→ AIM:
Return every line of the records below verbatim, with no pictures in the copy.

→ SUPPLIED DATA:
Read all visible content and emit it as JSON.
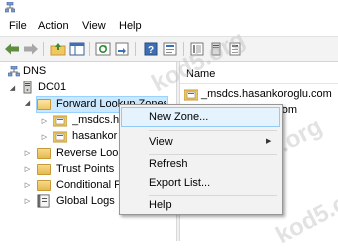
{
  "menu": {
    "items": [
      "File",
      "Action",
      "View",
      "Help"
    ]
  },
  "tree": {
    "root": "DNS",
    "server": "DC01",
    "nodes": {
      "forward_zones": "Forward Lookup Zones",
      "msdcs_zone": "_msdcs.ha",
      "main_zone": "hasankor",
      "reverse_zones": "Reverse Look",
      "trust_points": "Trust Points",
      "conditional": "Conditional F",
      "global_logs": "Global Logs"
    }
  },
  "list": {
    "header": "Name",
    "items": [
      "_msdcs.hasankoroglu.com",
      "_hasankoroglu.com"
    ]
  },
  "context_menu": {
    "new_zone": "New Zone...",
    "view": "View",
    "refresh": "Refresh",
    "export": "Export List...",
    "help": "Help",
    "submenu_arrow": "▶"
  },
  "watermark": "kod5.org",
  "colors": {
    "selection": "#cce8ff",
    "menu_hover": "#e5f3ff",
    "folder": "#e7b94e"
  }
}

→ ANSWER TO THIS TASK:
Read all visible content and emit it as JSON.
{
  "menu": {
    "items": [
      "File",
      "Action",
      "View",
      "Help"
    ]
  },
  "tree": {
    "root": "DNS",
    "server": "DC01",
    "nodes": {
      "forward_zones": "Forward Lookup Zones",
      "msdcs_zone": "_msdcs.ha",
      "main_zone": "hasankor",
      "reverse_zones": "Reverse Look",
      "trust_points": "Trust Points",
      "conditional": "Conditional F",
      "global_logs": "Global Logs"
    }
  },
  "list": {
    "header": "Name",
    "items": [
      "_msdcs.hasankoroglu.com",
      "_hasankoroglu.com"
    ]
  },
  "context_menu": {
    "new_zone": "New Zone...",
    "view": "View",
    "refresh": "Refresh",
    "export": "Export List...",
    "help": "Help",
    "submenu_arrow": "▶"
  },
  "watermark": "kod5.org",
  "colors": {
    "selection": "#cce8ff",
    "menu_hover": "#e5f3ff",
    "folder": "#e7b94e"
  }
}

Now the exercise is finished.